DOCUMENT EXCERPT:
BEGIN
Ultimate guide: Visiting the Pyramids in Egypt

The Great Pyramid of Giza is probably on every traveller’s bucket list. But, what if I told you there are other pyramids nearby that are also impressive, you can go inside AND you can have them all to yourself?

This post will tell you exactly how you can explore some of these sites without the crowds of tourists surrounding you. If you’re looking for our top 8 tips for visiting the pyramids, click here!

Where are the pyramids?

The Great Pyramid is located in Giza which is the third largest city in Egypt and is around 20km from Cairo.

If you’re heading to Dahshur, that is around 38km from Cairo. We highly recommend visiting Dahshur – keep reading to find out why.

Getting to the pyramids

We 100% recommend taking a private day tour from your hotel in Cairo. We actually arranged a two-day tour with South Sinai and were not disappointed.

Your tour guide then also acts as your driver which makes it convenient to get to the pyramids.

Why should you take a guided tour?

Firstly, if you’re with a local guide you will be given the history and information about each site so there is no guessing involved.

We opted for a private tour, and because of this we were able to custom make our tour and not only visit the Pyramids of Giza, but we could visit Dahshur as well. This is not something you can do if you book yourself on a large guided tour.

You will notice that when you’re walking around, there will be scammers and people trying to take your money for things, sell you stuff that you don’t want simply because you made eye contact. If you have a guide, they will no doubt tell you to keep walking, don’t make eye contact and don’t smile. This isn’t being rude, it is just avoiding spending unnecessary money and your local guide will help you with that. Steven made eye contact once, and it ended up in a not so free donkey ride in front of some pyramids!

Your guide can also act as your photographer. The last thing you want to do is ask a local hanging around the Pyramids to take your picture… if you do you will no doubt pay a bit of $$ just to get your camera back.
END
WORK INSTRUCTIONS:
[1] In the pyramids travel guide, how far from Cairo is Dahshur?
[2] Say whether each statement agrees with the pyramids travel guide, answering yes or no and quoting the words that decide it.
(a) Giza is the third largest city in Egypt.
(b) The writers arranged a three-day tour with South Sinai.
(c) The tour guide also serves as the driver.
[3] Write the next part of the pyramids travel guide, picking up after its final sentence.

DATA EXTRACT:
BEGIN
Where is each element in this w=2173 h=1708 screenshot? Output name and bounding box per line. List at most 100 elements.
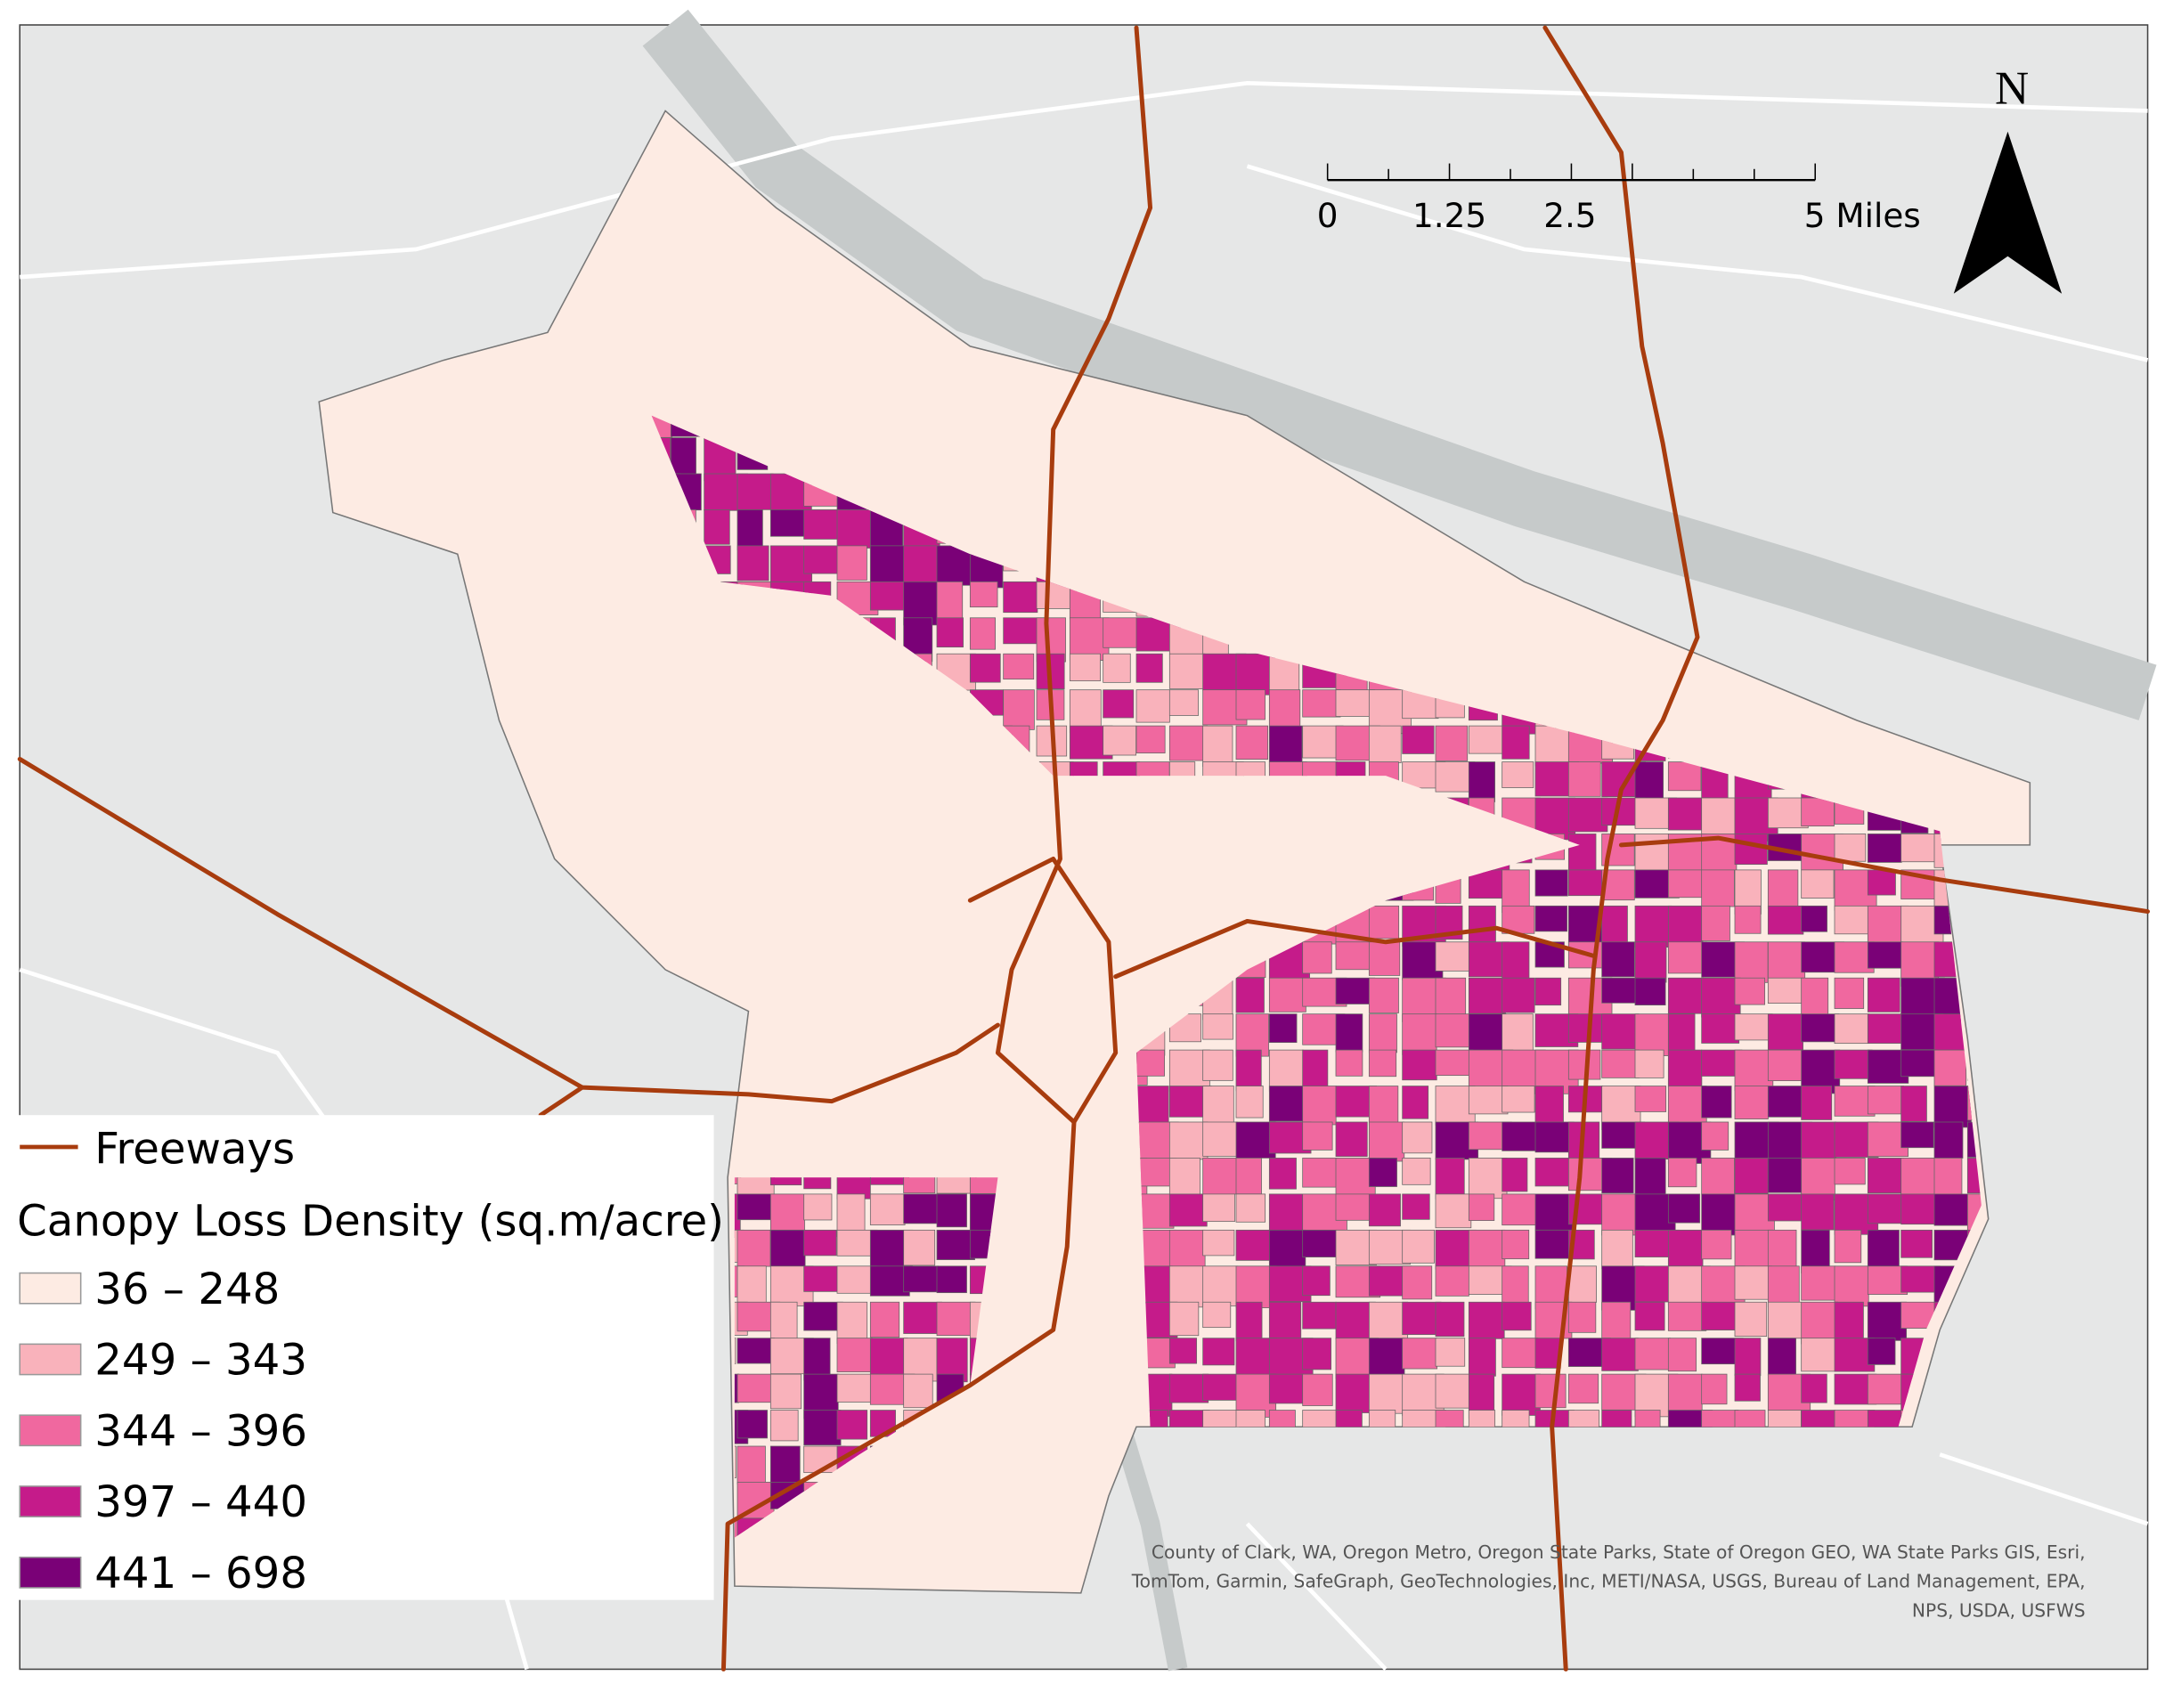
END
SOLVED PROBLEMS:
[1] Around 38km.

[2]
(a) Yes: "Giza which is the third largest city in Egypt"
(b) No: "We actually arranged a two-day tour with South Sinai"
(c) Yes: "Your tour guide then also acts as your driver"

[3]
How long to spend at the Pyramids

Well, you could easily spend hours just staring at the pure size of the things!! But, we obviously don’t have an endless amount of time. I would recommend a full day tour to get the most out of your day. Anything less than that would, in my opinion, feel rushed.

It is a UNESCO site and does form part of the original Seven Wonders of the World so you need to enjoy your time there!

When to visit the pyramids

We visited in August and it was hot hot hot!!! Most travellers tend to travel in the winter time which is from the end of November until February because the weather is still warm but not as hot as the summertime.

What to wear

There are a few things to consider when visiting Egypt. If you’re a woman, click here to read Jenna’s tips for travelling through Egypt and the Middle East.

Good walking shoes: You will be spending most of the day on your feet, not to mention the ground is hot and you will be climbing up some pyramids!! So, wear some sneakers or comfortable closed in shoes.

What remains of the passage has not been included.